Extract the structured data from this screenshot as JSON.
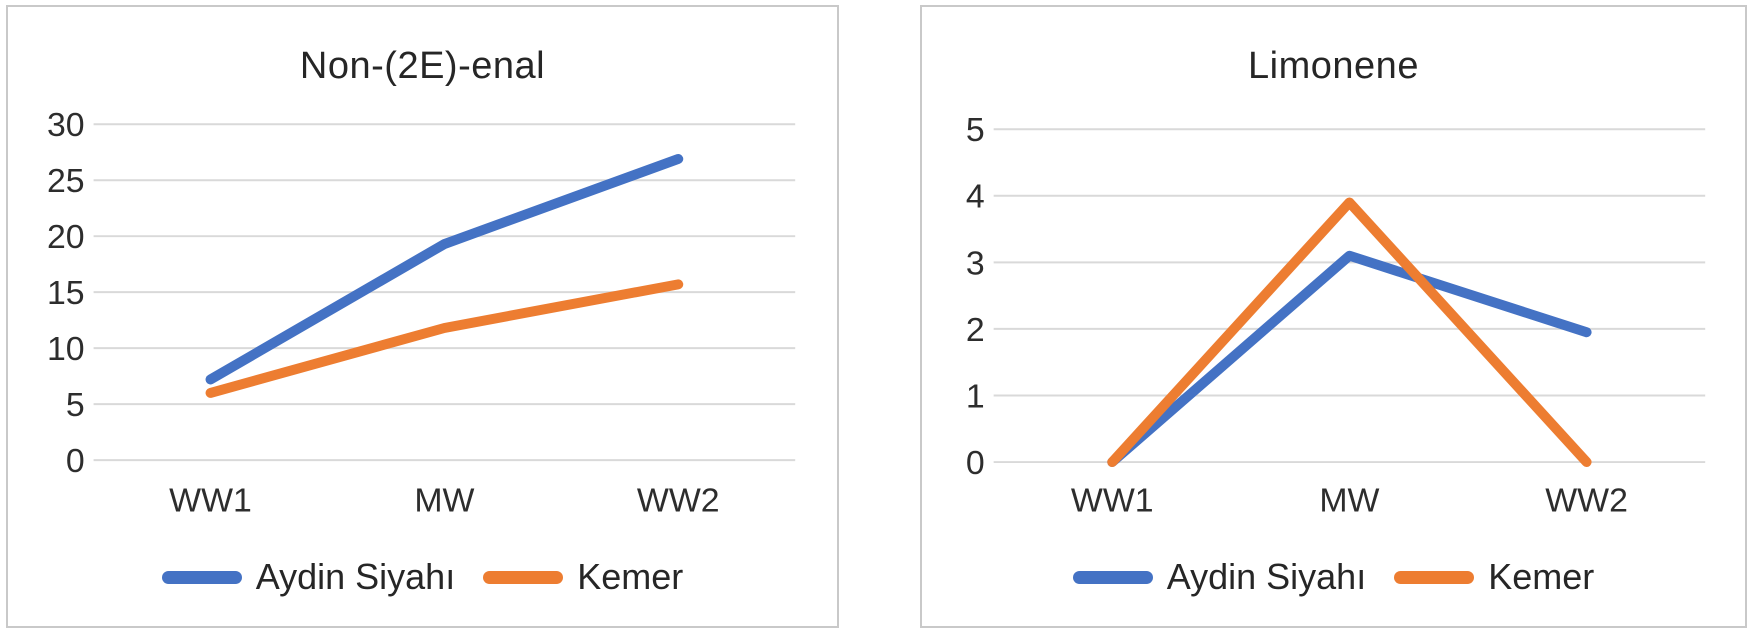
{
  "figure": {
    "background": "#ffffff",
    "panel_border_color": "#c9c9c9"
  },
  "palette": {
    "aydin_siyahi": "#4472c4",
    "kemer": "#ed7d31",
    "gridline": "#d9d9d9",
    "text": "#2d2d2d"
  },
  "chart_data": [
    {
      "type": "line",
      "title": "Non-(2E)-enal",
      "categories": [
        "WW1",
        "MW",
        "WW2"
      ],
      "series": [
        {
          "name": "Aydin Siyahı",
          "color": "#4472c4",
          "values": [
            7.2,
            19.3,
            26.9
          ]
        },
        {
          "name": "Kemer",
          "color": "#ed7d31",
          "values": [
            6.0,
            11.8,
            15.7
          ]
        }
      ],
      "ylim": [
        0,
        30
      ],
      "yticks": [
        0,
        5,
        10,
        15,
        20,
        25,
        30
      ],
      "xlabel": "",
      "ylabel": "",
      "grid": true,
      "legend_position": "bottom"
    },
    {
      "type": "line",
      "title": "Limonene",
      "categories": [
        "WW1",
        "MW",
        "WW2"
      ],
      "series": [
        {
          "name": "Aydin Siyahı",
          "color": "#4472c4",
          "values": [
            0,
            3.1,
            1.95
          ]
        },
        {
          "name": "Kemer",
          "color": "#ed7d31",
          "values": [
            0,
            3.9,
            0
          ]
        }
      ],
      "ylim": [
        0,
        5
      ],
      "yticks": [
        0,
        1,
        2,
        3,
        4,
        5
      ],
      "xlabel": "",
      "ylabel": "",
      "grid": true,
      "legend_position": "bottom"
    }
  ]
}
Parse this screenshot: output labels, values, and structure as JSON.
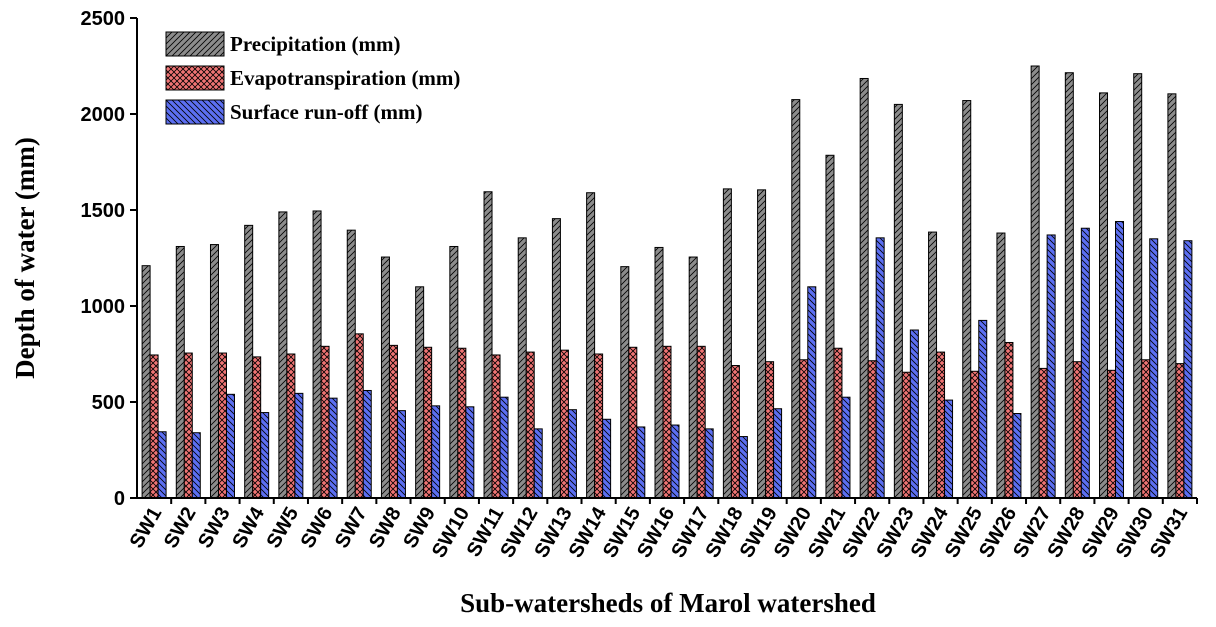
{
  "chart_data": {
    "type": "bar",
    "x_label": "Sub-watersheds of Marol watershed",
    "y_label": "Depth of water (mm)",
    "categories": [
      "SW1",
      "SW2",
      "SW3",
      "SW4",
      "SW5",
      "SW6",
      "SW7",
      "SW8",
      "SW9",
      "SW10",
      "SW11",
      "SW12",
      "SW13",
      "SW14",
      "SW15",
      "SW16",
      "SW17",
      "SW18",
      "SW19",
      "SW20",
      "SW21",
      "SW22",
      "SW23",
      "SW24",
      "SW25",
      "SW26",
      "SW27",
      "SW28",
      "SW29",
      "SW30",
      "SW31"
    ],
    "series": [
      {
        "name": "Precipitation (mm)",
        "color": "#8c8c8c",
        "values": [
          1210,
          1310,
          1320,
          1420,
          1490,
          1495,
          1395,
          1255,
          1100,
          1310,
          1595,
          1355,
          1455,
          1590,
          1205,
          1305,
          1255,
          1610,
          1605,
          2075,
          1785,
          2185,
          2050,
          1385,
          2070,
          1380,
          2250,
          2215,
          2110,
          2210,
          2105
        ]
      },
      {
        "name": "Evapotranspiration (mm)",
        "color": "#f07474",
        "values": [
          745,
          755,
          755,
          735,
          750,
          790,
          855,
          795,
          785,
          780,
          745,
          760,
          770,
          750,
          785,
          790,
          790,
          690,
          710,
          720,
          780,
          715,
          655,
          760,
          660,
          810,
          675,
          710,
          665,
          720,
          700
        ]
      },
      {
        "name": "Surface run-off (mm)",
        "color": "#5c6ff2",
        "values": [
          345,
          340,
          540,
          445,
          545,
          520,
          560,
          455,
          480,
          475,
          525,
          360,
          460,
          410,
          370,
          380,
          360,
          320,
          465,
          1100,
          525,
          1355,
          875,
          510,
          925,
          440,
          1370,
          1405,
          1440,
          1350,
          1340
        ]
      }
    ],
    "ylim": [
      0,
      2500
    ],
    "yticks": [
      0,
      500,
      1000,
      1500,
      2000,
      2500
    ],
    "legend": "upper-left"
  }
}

********************

§ Task description
Reproduce the material above in full, exactly, with no images.

§ Task answer
Extract the structured data from this screenshot as JSON.
{
  "figure": {
    "background": "#ffffff",
    "panel_border_color": "#c9c9c9"
  },
  "palette": {
    "aydin_siyahi": "#4472c4",
    "kemer": "#ed7d31",
    "gridline": "#d9d9d9",
    "text": "#2d2d2d"
  },
  "chart_data": [
    {
      "type": "line",
      "title": "Non-(2E)-enal",
      "categories": [
        "WW1",
        "MW",
        "WW2"
      ],
      "series": [
        {
          "name": "Aydin Siyahı",
          "color": "#4472c4",
          "values": [
            7.2,
            19.3,
            26.9
          ]
        },
        {
          "name": "Kemer",
          "color": "#ed7d31",
          "values": [
            6.0,
            11.8,
            15.7
          ]
        }
      ],
      "ylim": [
        0,
        30
      ],
      "yticks": [
        0,
        5,
        10,
        15,
        20,
        25,
        30
      ],
      "xlabel": "",
      "ylabel": "",
      "grid": true,
      "legend_position": "bottom"
    },
    {
      "type": "line",
      "title": "Limonene",
      "categories": [
        "WW1",
        "MW",
        "WW2"
      ],
      "series": [
        {
          "name": "Aydin Siyahı",
          "color": "#4472c4",
          "values": [
            0,
            3.1,
            1.95
          ]
        },
        {
          "name": "Kemer",
          "color": "#ed7d31",
          "values": [
            0,
            3.9,
            0
          ]
        }
      ],
      "ylim": [
        0,
        5
      ],
      "yticks": [
        0,
        1,
        2,
        3,
        4,
        5
      ],
      "xlabel": "",
      "ylabel": "",
      "grid": true,
      "legend_position": "bottom"
    }
  ]
}
Parse this screenshot: output labels, values, and structure as JSON.
{
  "chart_data": {
    "type": "bar",
    "x_label": "Sub-watersheds of Marol watershed",
    "y_label": "Depth of water (mm)",
    "categories": [
      "SW1",
      "SW2",
      "SW3",
      "SW4",
      "SW5",
      "SW6",
      "SW7",
      "SW8",
      "SW9",
      "SW10",
      "SW11",
      "SW12",
      "SW13",
      "SW14",
      "SW15",
      "SW16",
      "SW17",
      "SW18",
      "SW19",
      "SW20",
      "SW21",
      "SW22",
      "SW23",
      "SW24",
      "SW25",
      "SW26",
      "SW27",
      "SW28",
      "SW29",
      "SW30",
      "SW31"
    ],
    "series": [
      {
        "name": "Precipitation (mm)",
        "color": "#8c8c8c",
        "values": [
          1210,
          1310,
          1320,
          1420,
          1490,
          1495,
          1395,
          1255,
          1100,
          1310,
          1595,
          1355,
          1455,
          1590,
          1205,
          1305,
          1255,
          1610,
          1605,
          2075,
          1785,
          2185,
          2050,
          1385,
          2070,
          1380,
          2250,
          2215,
          2110,
          2210,
          2105
        ]
      },
      {
        "name": "Evapotranspiration (mm)",
        "color": "#f07474",
        "values": [
          745,
          755,
          755,
          735,
          750,
          790,
          855,
          795,
          785,
          780,
          745,
          760,
          770,
          750,
          785,
          790,
          790,
          690,
          710,
          720,
          780,
          715,
          655,
          760,
          660,
          810,
          675,
          710,
          665,
          720,
          700
        ]
      },
      {
        "name": "Surface run-off (mm)",
        "color": "#5c6ff2",
        "values": [
          345,
          340,
          540,
          445,
          545,
          520,
          560,
          455,
          480,
          475,
          525,
          360,
          460,
          410,
          370,
          380,
          360,
          320,
          465,
          1100,
          525,
          1355,
          875,
          510,
          925,
          440,
          1370,
          1405,
          1440,
          1350,
          1340
        ]
      }
    ],
    "ylim": [
      0,
      2500
    ],
    "yticks": [
      0,
      500,
      1000,
      1500,
      2000,
      2500
    ],
    "legend": "upper-left"
  }
}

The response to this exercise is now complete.